• GOAL OF THE EXERCISE: Each line holding the word "Live" counts once; give the total and nothing more.

• RECORDS FOR THIS EXERCISE:

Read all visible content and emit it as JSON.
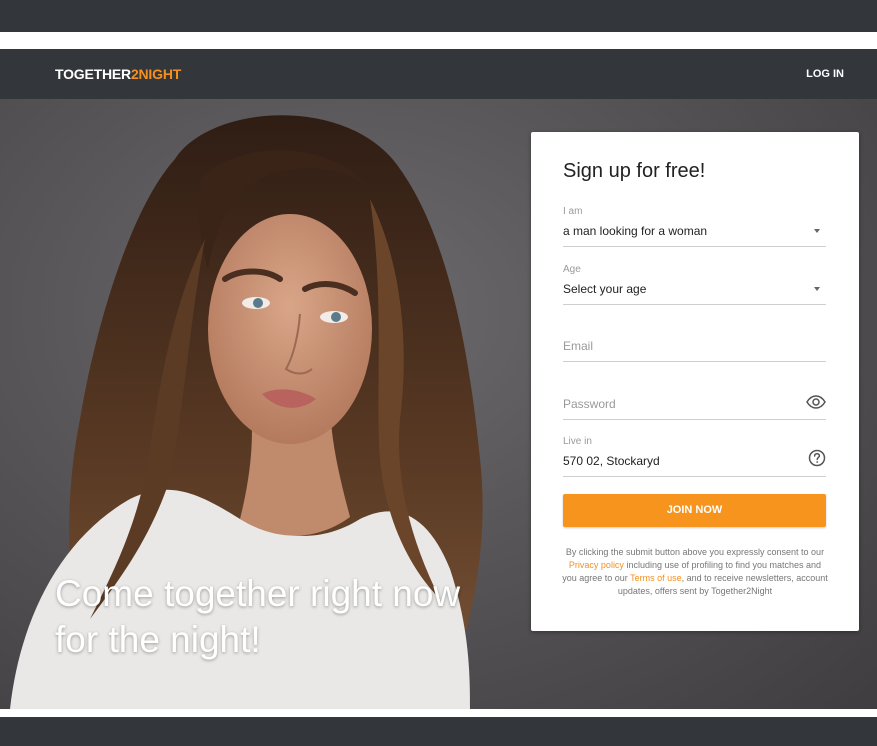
{
  "header": {
    "logo_part1": "TOGETHER",
    "logo_part2": "2NIGHT",
    "login_label": "LOG IN"
  },
  "hero": {
    "headline_line1": "Come together right now",
    "headline_line2": "for the night!"
  },
  "form": {
    "title": "Sign up for free!",
    "iam": {
      "label": "I am",
      "value": "a man looking for a woman"
    },
    "age": {
      "label": "Age",
      "value": "Select your age"
    },
    "email": {
      "placeholder": "Email"
    },
    "password": {
      "placeholder": "Password"
    },
    "location": {
      "label": "Live in",
      "value": "570 02, Stockaryd"
    },
    "submit_label": "JOIN NOW",
    "legal": {
      "text1": "By clicking the submit button above you expressly consent to our ",
      "privacy_link": "Privacy policy",
      "text2": " including use of profiling to find you matches and you agree to our ",
      "terms_link": "Terms of use",
      "text3": ", and to receive newsletters, account updates, offers sent by Together2Night"
    }
  },
  "colors": {
    "accent": "#f7941d",
    "header_bg": "#33363b",
    "card_bg": "#ffffff"
  },
  "icons": {
    "dropdown": "caret-down-icon",
    "password_toggle": "eye-icon",
    "location_help": "question-circle-icon"
  }
}
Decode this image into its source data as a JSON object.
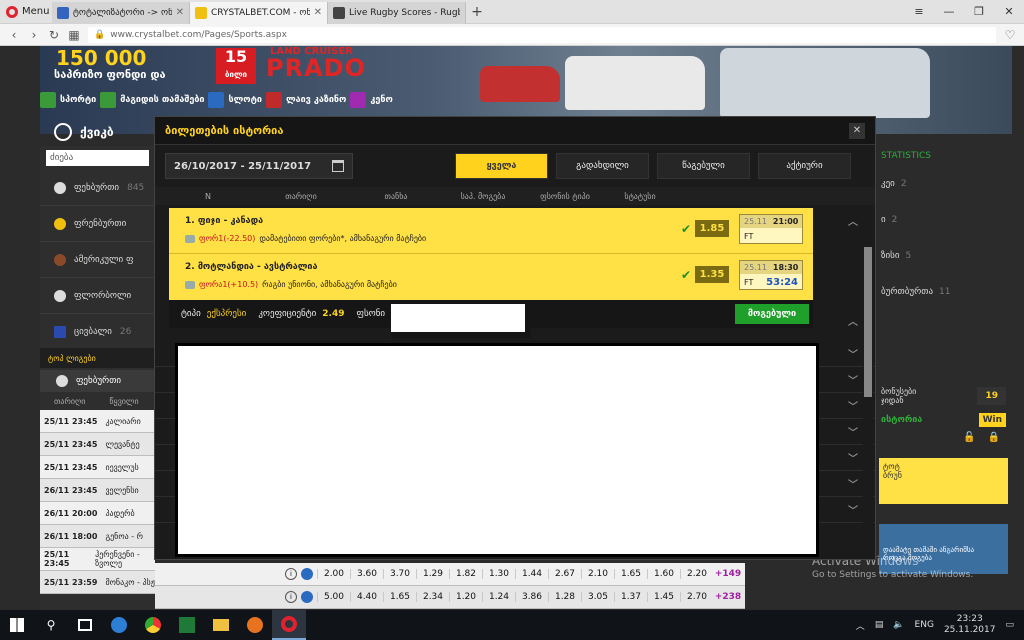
{
  "browser": {
    "menu_label": "Menu",
    "tabs": [
      {
        "title": "ტოტალიზატორი -> ონ",
        "active": false,
        "color": "#3563c0"
      },
      {
        "title": "CRYSTALBET.COM - ონლ",
        "active": true,
        "color": "#f0c010"
      },
      {
        "title": "Live Rugby Scores - Rugby",
        "active": false,
        "color": "#444444"
      }
    ],
    "address": "www.crystalbet.com/Pages/Sports.aspx"
  },
  "banner": {
    "amount": "150 000",
    "fund_text": "საპრიზო ფონდი და",
    "promo_number": "15",
    "promo_sub": "ბილი",
    "landcruiser": "LAND CRUISER",
    "prado": "PRADO",
    "nav": [
      {
        "label": "სპორტი",
        "color": "#3a9a3a"
      },
      {
        "label": "მაგიდის თამაშები",
        "color": "#3a9a3a"
      },
      {
        "label": "სლოტი",
        "color": "#2a6ac0"
      },
      {
        "label": "ლაივ კაზინო",
        "color": "#c02a2a"
      },
      {
        "label": "კენო",
        "color": "#a02ab0"
      }
    ],
    "quickbet": "ქვიკბ"
  },
  "sidebar": {
    "search_placeholder": "ძიება",
    "sports": [
      {
        "name": "ფეხბურთი",
        "count": "845",
        "color": "#dddddd"
      },
      {
        "name": "ფრენბურთი",
        "count": "",
        "color": "#f0c010"
      },
      {
        "name": "ამერიკული ფ",
        "count": "",
        "color": "#8a4a2a"
      },
      {
        "name": "ფლორბოლი",
        "count": "",
        "color": "#dddddd"
      },
      {
        "name": "ცივბალი",
        "count": "26",
        "color": "#2a4ab0"
      }
    ],
    "top_leagues": "ტოპ ლიგები",
    "match_head": "ფეხბურთი",
    "col_date": "თარიღი",
    "col_match": "წყვილი",
    "matches": [
      {
        "time": "25/11 23:45",
        "team": "კალიარი"
      },
      {
        "time": "25/11 23:45",
        "team": "ლევანტე"
      },
      {
        "time": "25/11 23:45",
        "team": "იეველუს"
      },
      {
        "time": "26/11 23:45",
        "team": "ველენსი"
      },
      {
        "time": "26/11 20:00",
        "team": "პადერბ"
      },
      {
        "time": "26/11 18:00",
        "team": "გენოა - რ"
      },
      {
        "time": "25/11 23:45",
        "team": "ჰერენვენი - ზვოლე"
      },
      {
        "time": "25/11 23:59",
        "team": "მონაკო - პსჟ"
      }
    ]
  },
  "odds_rows": [
    {
      "odds": [
        "2.00",
        "3.60",
        "3.70",
        "1.29",
        "1.82",
        "1.30",
        "1.44",
        "2.67",
        "2.10",
        "1.65",
        "1.60",
        "2.20"
      ],
      "plus": "+149"
    },
    {
      "odds": [
        "5.00",
        "4.40",
        "1.65",
        "2.34",
        "1.20",
        "1.24",
        "3.86",
        "1.28",
        "3.05",
        "1.37",
        "1.45",
        "2.70"
      ],
      "plus": "+238"
    }
  ],
  "right_pane": {
    "statistics": "STATISTICS",
    "items": [
      {
        "label": "კეი",
        "count": "2"
      },
      {
        "label": "ი",
        "count": "2"
      },
      {
        "label": "ზისი",
        "count": "5"
      },
      {
        "label": "ბურთბურთა",
        "count": "11"
      }
    ],
    "bonus_label": "ბონუსები",
    "bonus_sub": "ჯიდან",
    "bonus_count": "19",
    "history_label": "ისტორია",
    "win_label": "Win",
    "yellow_text1": "ტოტ",
    "yellow_text2": "ბრუნ",
    "bottom_text1": "დაამატე თამაში ანგარიშსა",
    "bottom_text2": "როცგა მოგება"
  },
  "activate": {
    "line1": "Activate Windows",
    "line2": "Go to Settings to activate Windows."
  },
  "modal": {
    "title": "ბილეთების ისტორია",
    "date_range": "26/10/2017 - 25/11/2017",
    "filters": [
      {
        "label": "ყველა",
        "active": true
      },
      {
        "label": "გადახდილი",
        "active": false
      },
      {
        "label": "წაგებული",
        "active": false
      },
      {
        "label": "აქტიური",
        "active": false
      }
    ],
    "columns": [
      "N",
      "თარიღი",
      "თანხა",
      "საპ. მოგება",
      "ფსონის ტიპი",
      "სტატუსი"
    ],
    "legs": [
      {
        "title": "1. ფიჯი - კანადა",
        "market_red": "ფორ1(-22.50)",
        "market_rest": "დამატებითი ფორები*, ამხანაგური მატჩები",
        "odd": "1.85",
        "date": "25.11",
        "time": "21:00",
        "status": "FT",
        "score": ""
      },
      {
        "title": "2. მოტლანდია - ავსტრალია",
        "market_red": "ფორა1(+10.5)",
        "market_rest": "რაგბი უნიონი, ამხანაგური მატჩები",
        "odd": "1.35",
        "date": "25.11",
        "time": "18:30",
        "status": "FT",
        "score": "53:24"
      }
    ],
    "footer": {
      "type_label": "ტიპი",
      "type_value": "ექსპრესი",
      "coef_label": "კოეფიციენტი",
      "coef_value": "2.49",
      "stake_label": "ფსონი",
      "win_button": "მოგებული"
    }
  },
  "taskbar": {
    "lang": "ENG",
    "time": "23:23",
    "date": "25.11.2017"
  }
}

• WORKED ANSWER: 2